■ **Task directions**: Print each line of the listing once more, precisely as given.

■ **Rows**:
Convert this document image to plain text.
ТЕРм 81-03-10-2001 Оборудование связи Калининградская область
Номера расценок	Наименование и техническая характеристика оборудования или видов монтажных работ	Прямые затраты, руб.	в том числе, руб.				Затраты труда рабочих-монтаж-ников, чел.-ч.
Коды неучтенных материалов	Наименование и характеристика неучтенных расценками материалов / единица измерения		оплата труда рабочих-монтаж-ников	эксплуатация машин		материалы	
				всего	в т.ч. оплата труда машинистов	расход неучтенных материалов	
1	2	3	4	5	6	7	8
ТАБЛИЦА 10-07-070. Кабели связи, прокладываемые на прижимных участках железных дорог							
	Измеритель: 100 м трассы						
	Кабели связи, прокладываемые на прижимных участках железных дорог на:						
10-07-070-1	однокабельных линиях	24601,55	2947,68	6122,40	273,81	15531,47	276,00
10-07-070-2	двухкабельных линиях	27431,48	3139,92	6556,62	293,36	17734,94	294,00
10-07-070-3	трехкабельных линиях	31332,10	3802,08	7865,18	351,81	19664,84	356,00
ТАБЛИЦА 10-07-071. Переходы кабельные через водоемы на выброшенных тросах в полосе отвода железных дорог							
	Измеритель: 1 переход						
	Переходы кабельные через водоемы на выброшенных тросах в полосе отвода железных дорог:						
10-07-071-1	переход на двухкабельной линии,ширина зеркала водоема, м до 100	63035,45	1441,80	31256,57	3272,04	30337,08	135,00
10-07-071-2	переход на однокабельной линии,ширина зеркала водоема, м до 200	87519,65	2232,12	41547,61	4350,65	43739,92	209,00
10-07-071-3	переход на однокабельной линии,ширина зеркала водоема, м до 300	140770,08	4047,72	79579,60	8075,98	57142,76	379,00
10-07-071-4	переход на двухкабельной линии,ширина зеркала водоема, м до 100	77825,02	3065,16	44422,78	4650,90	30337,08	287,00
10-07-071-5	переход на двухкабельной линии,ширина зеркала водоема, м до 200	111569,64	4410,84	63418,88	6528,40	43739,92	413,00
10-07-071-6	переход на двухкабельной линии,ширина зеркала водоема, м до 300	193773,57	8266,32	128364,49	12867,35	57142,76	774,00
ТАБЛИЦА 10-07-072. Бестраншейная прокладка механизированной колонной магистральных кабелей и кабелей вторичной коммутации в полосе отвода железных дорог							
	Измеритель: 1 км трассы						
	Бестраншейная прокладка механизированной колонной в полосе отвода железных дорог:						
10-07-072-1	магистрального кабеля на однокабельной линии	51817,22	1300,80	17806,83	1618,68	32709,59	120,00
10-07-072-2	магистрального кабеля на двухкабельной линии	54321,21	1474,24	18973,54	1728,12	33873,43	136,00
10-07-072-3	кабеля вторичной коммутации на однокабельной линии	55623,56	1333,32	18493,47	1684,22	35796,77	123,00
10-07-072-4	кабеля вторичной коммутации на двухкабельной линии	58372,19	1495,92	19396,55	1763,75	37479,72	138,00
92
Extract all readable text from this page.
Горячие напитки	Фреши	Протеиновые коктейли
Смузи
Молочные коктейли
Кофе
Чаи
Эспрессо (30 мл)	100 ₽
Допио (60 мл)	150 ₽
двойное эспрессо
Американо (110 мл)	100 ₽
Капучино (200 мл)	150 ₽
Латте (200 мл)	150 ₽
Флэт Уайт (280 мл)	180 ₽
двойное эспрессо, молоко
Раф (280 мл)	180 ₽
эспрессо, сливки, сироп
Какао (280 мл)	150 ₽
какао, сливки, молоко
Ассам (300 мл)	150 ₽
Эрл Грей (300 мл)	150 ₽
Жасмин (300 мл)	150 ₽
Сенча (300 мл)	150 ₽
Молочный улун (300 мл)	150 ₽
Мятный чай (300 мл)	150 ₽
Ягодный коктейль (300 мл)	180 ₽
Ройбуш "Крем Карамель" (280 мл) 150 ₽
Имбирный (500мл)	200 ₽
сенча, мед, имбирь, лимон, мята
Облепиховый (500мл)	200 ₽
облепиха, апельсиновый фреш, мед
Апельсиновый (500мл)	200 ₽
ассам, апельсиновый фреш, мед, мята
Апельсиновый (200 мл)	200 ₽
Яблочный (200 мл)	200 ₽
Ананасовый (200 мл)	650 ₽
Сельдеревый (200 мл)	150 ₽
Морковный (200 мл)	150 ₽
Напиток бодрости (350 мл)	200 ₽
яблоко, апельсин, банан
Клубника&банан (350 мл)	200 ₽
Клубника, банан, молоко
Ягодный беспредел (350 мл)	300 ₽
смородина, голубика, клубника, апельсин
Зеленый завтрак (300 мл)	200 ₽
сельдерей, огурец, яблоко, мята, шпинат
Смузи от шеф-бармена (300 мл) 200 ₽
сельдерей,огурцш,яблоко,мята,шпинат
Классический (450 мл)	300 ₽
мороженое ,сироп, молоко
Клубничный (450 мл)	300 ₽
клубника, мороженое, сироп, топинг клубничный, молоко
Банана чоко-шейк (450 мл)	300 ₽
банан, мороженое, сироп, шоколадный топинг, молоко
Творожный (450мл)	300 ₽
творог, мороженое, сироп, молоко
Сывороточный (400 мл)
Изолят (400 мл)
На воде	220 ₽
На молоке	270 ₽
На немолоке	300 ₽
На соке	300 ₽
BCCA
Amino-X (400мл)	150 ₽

■ **Answer to this exercise**:
Convert this document image to plain text.
ТЕРм 81-03-10-2001 Оборудование связи Калининградская область
Номера расценок	Наименование и техническая характеристика оборудования или видов монтажных работ	Прямые затраты, руб.	в том числе, руб.				Затраты труда рабочих-монтаж-ников, чел.-ч.
Коды неучтенных материалов	Наименование и характеристика неучтенных расценками материалов / единица измерения		оплата труда рабочих-монтаж-ников	эксплуатация машин		материалы	
				всего	в т.ч. оплата труда машинистов	расход неучтенных материалов	
1	2	3	4	5	6	7	8
ТАБЛИЦА 10-07-070. Кабели связи, прокладываемые на прижимных участках железных дорог							
	Измеритель: 100 м трассы						
	Кабели связи, прокладываемые на прижимных участках железных дорог на:						
10-07-070-1	однокабельных линиях	24601,55	2947,68	6122,40	273,81	15531,47	276,00
10-07-070-2	двухкабельных линиях	27431,48	3139,92	6556,62	293,36	17734,94	294,00
10-07-070-3	трехкабельных линиях	31332,10	3802,08	7865,18	351,81	19664,84	356,00
ТАБЛИЦА 10-07-071. Переходы кабельные через водоемы на выброшенных тросах в полосе отвода железных дорог							
	Измеритель: 1 переход						
	Переходы кабельные через водоемы на выброшенных тросах в полосе отвода железных дорог:						
10-07-071-1	переход на двухкабельной линии,ширина зеркала водоема, м до 100	63035,45	1441,80	31256,57	3272,04	30337,08	135,00
10-07-071-2	переход на однокабельной линии,ширина зеркала водоема, м до 200	87519,65	2232,12	41547,61	4350,65	43739,92	209,00
10-07-071-3	переход на однокабельной линии,ширина зеркала водоема, м до 300	140770,08	4047,72	79579,60	8075,98	57142,76	379,00
10-07-071-4	переход на двухкабельной линии,ширина зеркала водоема, м до 100	77825,02	3065,16	44422,78	4650,90	30337,08	287,00
10-07-071-5	переход на двухкабельной линии,ширина зеркала водоема, м до 200	111569,64	4410,84	63418,88	6528,40	43739,92	413,00
10-07-071-6	переход на двухкабельной линии,ширина зеркала водоема, м до 300	193773,57	8266,32	128364,49	12867,35	57142,76	774,00
ТАБЛИЦА 10-07-072. Бестраншейная прокладка механизированной колонной магистральных кабелей и кабелей вторичной коммутации в полосе отвода железных дорог							
	Измеритель: 1 км трассы						
	Бестраншейная прокладка механизированной колонной в полосе отвода железных дорог:						
10-07-072-1	магистрального кабеля на однокабельной линии	51817,22	1300,80	17806,83	1618,68	32709,59	120,00
10-07-072-2	магистрального кабеля на двухкабельной линии	54321,21	1474,24	18973,54	1728,12	33873,43	136,00
10-07-072-3	кабеля вторичной коммутации на однокабельной линии	55623,56	1333,32	18493,47	1684,22	35796,77	123,00
10-07-072-4	кабеля вторичной коммутации на двухкабельной линии	58372,19	1495,92	19396,55	1763,75	37479,72	138,00
92
Extract all readable text from this page.
Горячие напитки	Фреши	Протеиновые коктейли
Смузи
Молочные коктейли
Кофе
Чаи
Эспрессо (30 мл)	100 ₽
Допио (60 мл)	150 ₽
двойное эспрессо
Американо (110 мл)	100 ₽
Капучино (200 мл)	150 ₽
Латте (200 мл)	150 ₽
Флэт Уайт (280 мл)	180 ₽
двойное эспрессо, молоко
Раф (280 мл)	180 ₽
эспрессо, сливки, сироп
Какао (280 мл)	150 ₽
какао, сливки, молоко
Ассам (300 мл)	150 ₽
Эрл Грей (300 мл)	150 ₽
Жасмин (300 мл)	150 ₽
Сенча (300 мл)	150 ₽
Молочный улун (300 мл)	150 ₽
Мятный чай (300 мл)	150 ₽
Ягодный коктейль (300 мл)	180 ₽
Ройбуш "Крем Карамель" (280 мл) 150 ₽
Имбирный (500мл)	200 ₽
сенча, мед, имбирь, лимон, мята
Облепиховый (500мл)	200 ₽
облепиха, апельсиновый фреш, мед
Апельсиновый (500мл)	200 ₽
ассам, апельсиновый фреш, мед, мята
Апельсиновый (200 мл)	200 ₽
Яблочный (200 мл)	200 ₽
Ананасовый (200 мл)	650 ₽
Сельдеревый (200 мл)	150 ₽
Морковный (200 мл)	150 ₽
Напиток бодрости (350 мл)	200 ₽
яблоко, апельсин, банан
Клубника&банан (350 мл)	200 ₽
Клубника, банан, молоко
Ягодный беспредел (350 мл)	300 ₽
смородина, голубика, клубника, апельсин
Зеленый завтрак (300 мл)	200 ₽
сельдерей, огурец, яблоко, мята, шпинат
Смузи от шеф-бармена (300 мл) 200 ₽
сельдерей,огурцш,яблоко,мята,шпинат
Классический (450 мл)	300 ₽
мороженое ,сироп, молоко
Клубничный (450 мл)	300 ₽
клубника, мороженое, сироп, топинг клубничный, молоко
Банана чоко-шейк (450 мл)	300 ₽
банан, мороженое, сироп, шоколадный топинг, молоко
Творожный (450мл)	300 ₽
творог, мороженое, сироп, молоко
Сывороточный (400 мл)
Изолят (400 мл)
На воде	220 ₽
На молоке	270 ₽
На немолоке	300 ₽
На соке	300 ₽
BCCA
Amino-X (400мл)	150 ₽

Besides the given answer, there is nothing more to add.